== ページ抜粋
Nothing、2026年を「フェーズ2」と位置づけ事業戦略を発表 東京への直営店出店や「Phone (4a)」投入を計画
Nothingが2026年の戦略を発表し、東京への出店計画や「Phone (4a)」の投入、フラッグシップ機の更新見送りなどを明らかにした。(写真:Nothing)
ロンドンを拠点とするテクノロジー企業Nothingは、CEOのカール・ペイ氏による2026年の展望と計画を語る動画を公開し、同年の事業戦略を明らかにした。2025年は累計売上高が10億ドル(約1540億円)を突破し、2億ドルの資金調達を実施するなど大きな成長を遂げた年となった。同社は2026年を「フェーズ2」の始まりと位置づけ、組織の成熟、プロダクトイノベーション、ブランド構築を本格的に推進する方針を示している。
====
取り組む課題:
- A) ページ抜粋のうち、「ロンドンを拠点とするテクノロ」から「に推進する方針を示している。」までの部分を一字一句違えずに書き写すこと。
- B) ページ抜粋によると、Nothingは2026年を何の始まりと位置づけているか。
- C) ページ抜粋で、Nothingが本格的に推進する方針として示しているものをすべて挙げよ。
== データ抜粋
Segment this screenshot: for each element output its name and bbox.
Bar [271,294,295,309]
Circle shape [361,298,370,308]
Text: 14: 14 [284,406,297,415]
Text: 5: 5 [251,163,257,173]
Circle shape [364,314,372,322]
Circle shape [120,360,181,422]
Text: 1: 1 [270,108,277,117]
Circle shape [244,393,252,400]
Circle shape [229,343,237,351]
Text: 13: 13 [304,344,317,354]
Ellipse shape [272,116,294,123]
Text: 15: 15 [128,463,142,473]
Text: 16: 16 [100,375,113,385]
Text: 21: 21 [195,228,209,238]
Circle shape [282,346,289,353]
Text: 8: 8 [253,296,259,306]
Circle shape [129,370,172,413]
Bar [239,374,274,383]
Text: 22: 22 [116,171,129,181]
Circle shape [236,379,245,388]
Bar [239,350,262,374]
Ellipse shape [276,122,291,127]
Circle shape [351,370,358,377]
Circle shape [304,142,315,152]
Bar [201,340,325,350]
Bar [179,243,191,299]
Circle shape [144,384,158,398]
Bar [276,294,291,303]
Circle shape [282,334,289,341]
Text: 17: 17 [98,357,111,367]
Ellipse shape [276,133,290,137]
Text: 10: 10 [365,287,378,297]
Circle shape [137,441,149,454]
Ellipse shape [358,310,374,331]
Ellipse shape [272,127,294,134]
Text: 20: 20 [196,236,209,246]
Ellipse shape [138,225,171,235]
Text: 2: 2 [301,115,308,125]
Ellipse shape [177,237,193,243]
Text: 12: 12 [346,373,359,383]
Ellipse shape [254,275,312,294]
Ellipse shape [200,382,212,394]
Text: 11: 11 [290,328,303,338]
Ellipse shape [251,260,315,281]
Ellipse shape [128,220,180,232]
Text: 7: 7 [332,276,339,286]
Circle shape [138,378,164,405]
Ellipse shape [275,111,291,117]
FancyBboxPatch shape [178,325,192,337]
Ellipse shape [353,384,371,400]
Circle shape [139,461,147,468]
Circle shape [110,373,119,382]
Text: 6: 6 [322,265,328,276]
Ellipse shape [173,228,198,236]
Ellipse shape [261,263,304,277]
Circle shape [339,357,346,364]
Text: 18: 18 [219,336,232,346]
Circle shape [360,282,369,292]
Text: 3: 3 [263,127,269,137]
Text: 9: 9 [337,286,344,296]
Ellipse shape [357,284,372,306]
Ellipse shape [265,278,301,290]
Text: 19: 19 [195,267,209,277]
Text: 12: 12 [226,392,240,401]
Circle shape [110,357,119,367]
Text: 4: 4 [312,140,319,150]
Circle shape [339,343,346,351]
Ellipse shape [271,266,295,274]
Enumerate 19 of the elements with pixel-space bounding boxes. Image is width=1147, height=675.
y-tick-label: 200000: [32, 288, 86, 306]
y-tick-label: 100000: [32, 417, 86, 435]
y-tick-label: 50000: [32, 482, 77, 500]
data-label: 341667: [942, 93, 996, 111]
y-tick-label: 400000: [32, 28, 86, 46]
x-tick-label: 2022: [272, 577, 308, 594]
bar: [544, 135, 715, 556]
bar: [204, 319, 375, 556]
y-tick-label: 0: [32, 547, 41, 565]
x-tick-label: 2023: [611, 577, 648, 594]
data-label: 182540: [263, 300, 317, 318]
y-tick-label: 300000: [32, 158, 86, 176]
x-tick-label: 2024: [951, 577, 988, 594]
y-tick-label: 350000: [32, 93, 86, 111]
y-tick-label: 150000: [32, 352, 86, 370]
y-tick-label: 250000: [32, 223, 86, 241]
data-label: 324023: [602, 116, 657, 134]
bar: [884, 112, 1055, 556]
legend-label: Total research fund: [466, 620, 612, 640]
====
解答:
- A)
ロンドンを拠点とするテクノロジー企業Nothingは、CEOのカール・ペイ氏による2026年の展望と計画を語る動画を公開し、同年の事業戦略を明らかにした。2025年は累計売上高が10億ドル(約1540億円)を突破し、2億ドルの資金調達を実施するなど大きな成長を遂げた年となった。同社は2026年を「フェーズ2」の始まりと位置づけ、組織の成熟、プロダクトイノベーション、ブランド構築を本格的に推進する方針を示している。

- B) 「フェーズ2」の始まり。

- C) 組織の成熟、プロダクトイノベーション、ブランド構築